§ Exercise goal:
Output the lines that follow exactly as they are.

Saved data entries
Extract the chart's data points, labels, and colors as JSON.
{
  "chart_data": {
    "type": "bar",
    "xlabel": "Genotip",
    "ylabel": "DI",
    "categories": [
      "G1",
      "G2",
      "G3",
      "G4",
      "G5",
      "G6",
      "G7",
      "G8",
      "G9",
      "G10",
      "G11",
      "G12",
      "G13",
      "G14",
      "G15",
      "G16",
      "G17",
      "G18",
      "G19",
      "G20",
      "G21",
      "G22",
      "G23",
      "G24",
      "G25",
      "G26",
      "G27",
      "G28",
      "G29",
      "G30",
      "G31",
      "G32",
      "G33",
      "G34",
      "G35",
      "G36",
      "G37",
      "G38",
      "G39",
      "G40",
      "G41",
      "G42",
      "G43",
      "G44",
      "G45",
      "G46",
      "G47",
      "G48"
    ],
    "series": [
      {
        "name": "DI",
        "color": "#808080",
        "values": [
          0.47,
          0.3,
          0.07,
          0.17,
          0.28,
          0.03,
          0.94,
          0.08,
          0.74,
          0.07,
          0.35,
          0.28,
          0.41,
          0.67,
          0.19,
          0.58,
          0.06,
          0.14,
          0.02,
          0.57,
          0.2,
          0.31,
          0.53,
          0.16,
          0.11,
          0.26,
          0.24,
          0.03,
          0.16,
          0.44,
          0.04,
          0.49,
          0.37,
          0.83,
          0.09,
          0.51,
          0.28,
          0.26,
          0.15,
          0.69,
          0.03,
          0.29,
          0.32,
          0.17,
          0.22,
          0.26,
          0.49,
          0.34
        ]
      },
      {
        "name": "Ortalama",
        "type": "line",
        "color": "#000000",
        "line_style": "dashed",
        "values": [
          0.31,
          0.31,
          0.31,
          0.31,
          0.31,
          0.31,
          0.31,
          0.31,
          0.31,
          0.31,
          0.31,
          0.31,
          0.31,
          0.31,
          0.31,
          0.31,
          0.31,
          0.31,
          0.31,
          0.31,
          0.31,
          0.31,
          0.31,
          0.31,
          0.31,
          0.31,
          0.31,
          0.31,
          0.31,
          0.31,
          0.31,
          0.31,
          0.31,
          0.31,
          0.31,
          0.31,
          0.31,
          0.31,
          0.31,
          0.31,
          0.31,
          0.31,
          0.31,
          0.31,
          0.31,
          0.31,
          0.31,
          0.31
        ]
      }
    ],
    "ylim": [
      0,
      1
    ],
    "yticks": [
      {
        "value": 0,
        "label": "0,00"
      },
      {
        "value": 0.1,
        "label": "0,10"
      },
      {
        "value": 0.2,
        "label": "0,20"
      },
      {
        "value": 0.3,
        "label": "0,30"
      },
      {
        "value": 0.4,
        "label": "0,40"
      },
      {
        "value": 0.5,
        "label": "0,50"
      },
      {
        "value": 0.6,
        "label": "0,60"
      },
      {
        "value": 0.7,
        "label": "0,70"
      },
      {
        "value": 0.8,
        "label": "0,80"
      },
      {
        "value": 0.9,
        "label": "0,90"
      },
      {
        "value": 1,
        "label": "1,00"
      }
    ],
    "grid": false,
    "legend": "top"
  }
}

§ Written response:
Extract the chart's data points, labels, and colors as JSON.
{
  "chart_data": {
    "type": "bar",
    "xlabel": "Genotip",
    "ylabel": "DI",
    "categories": [
      "G1",
      "G2",
      "G3",
      "G4",
      "G5",
      "G6",
      "G7",
      "G8",
      "G9",
      "G10",
      "G11",
      "G12",
      "G13",
      "G14",
      "G15",
      "G16",
      "G17",
      "G18",
      "G19",
      "G20",
      "G21",
      "G22",
      "G23",
      "G24",
      "G25",
      "G26",
      "G27",
      "G28",
      "G29",
      "G30",
      "G31",
      "G32",
      "G33",
      "G34",
      "G35",
      "G36",
      "G37",
      "G38",
      "G39",
      "G40",
      "G41",
      "G42",
      "G43",
      "G44",
      "G45",
      "G46",
      "G47",
      "G48"
    ],
    "series": [
      {
        "name": "DI",
        "color": "#808080",
        "values": [
          0.47,
          0.3,
          0.07,
          0.17,
          0.28,
          0.03,
          0.94,
          0.08,
          0.74,
          0.07,
          0.35,
          0.28,
          0.41,
          0.67,
          0.19,
          0.58,
          0.06,
          0.14,
          0.02,
          0.57,
          0.2,
          0.31,
          0.53,
          0.16,
          0.11,
          0.26,
          0.24,
          0.03,
          0.16,
          0.44,
          0.04,
          0.49,
          0.37,
          0.83,
          0.09,
          0.51,
          0.28,
          0.26,
          0.15,
          0.69,
          0.03,
          0.29,
          0.32,
          0.17,
          0.22,
          0.26,
          0.49,
          0.34
        ]
      },
      {
        "name": "Ortalama",
        "type": "line",
        "color": "#000000",
        "line_style": "dashed",
        "values": [
          0.31,
          0.31,
          0.31,
          0.31,
          0.31,
          0.31,
          0.31,
          0.31,
          0.31,
          0.31,
          0.31,
          0.31,
          0.31,
          0.31,
          0.31,
          0.31,
          0.31,
          0.31,
          0.31,
          0.31,
          0.31,
          0.31,
          0.31,
          0.31,
          0.31,
          0.31,
          0.31,
          0.31,
          0.31,
          0.31,
          0.31,
          0.31,
          0.31,
          0.31,
          0.31,
          0.31,
          0.31,
          0.31,
          0.31,
          0.31,
          0.31,
          0.31,
          0.31,
          0.31,
          0.31,
          0.31,
          0.31,
          0.31
        ]
      }
    ],
    "ylim": [
      0,
      1
    ],
    "yticks": [
      {
        "value": 0,
        "label": "0,00"
      },
      {
        "value": 0.1,
        "label": "0,10"
      },
      {
        "value": 0.2,
        "label": "0,20"
      },
      {
        "value": 0.3,
        "label": "0,30"
      },
      {
        "value": 0.4,
        "label": "0,40"
      },
      {
        "value": 0.5,
        "label": "0,50"
      },
      {
        "value": 0.6,
        "label": "0,60"
      },
      {
        "value": 0.7,
        "label": "0,70"
      },
      {
        "value": 0.8,
        "label": "0,80"
      },
      {
        "value": 0.9,
        "label": "0,90"
      },
      {
        "value": 1,
        "label": "1,00"
      }
    ],
    "grid": false,
    "legend": "top"
  }
}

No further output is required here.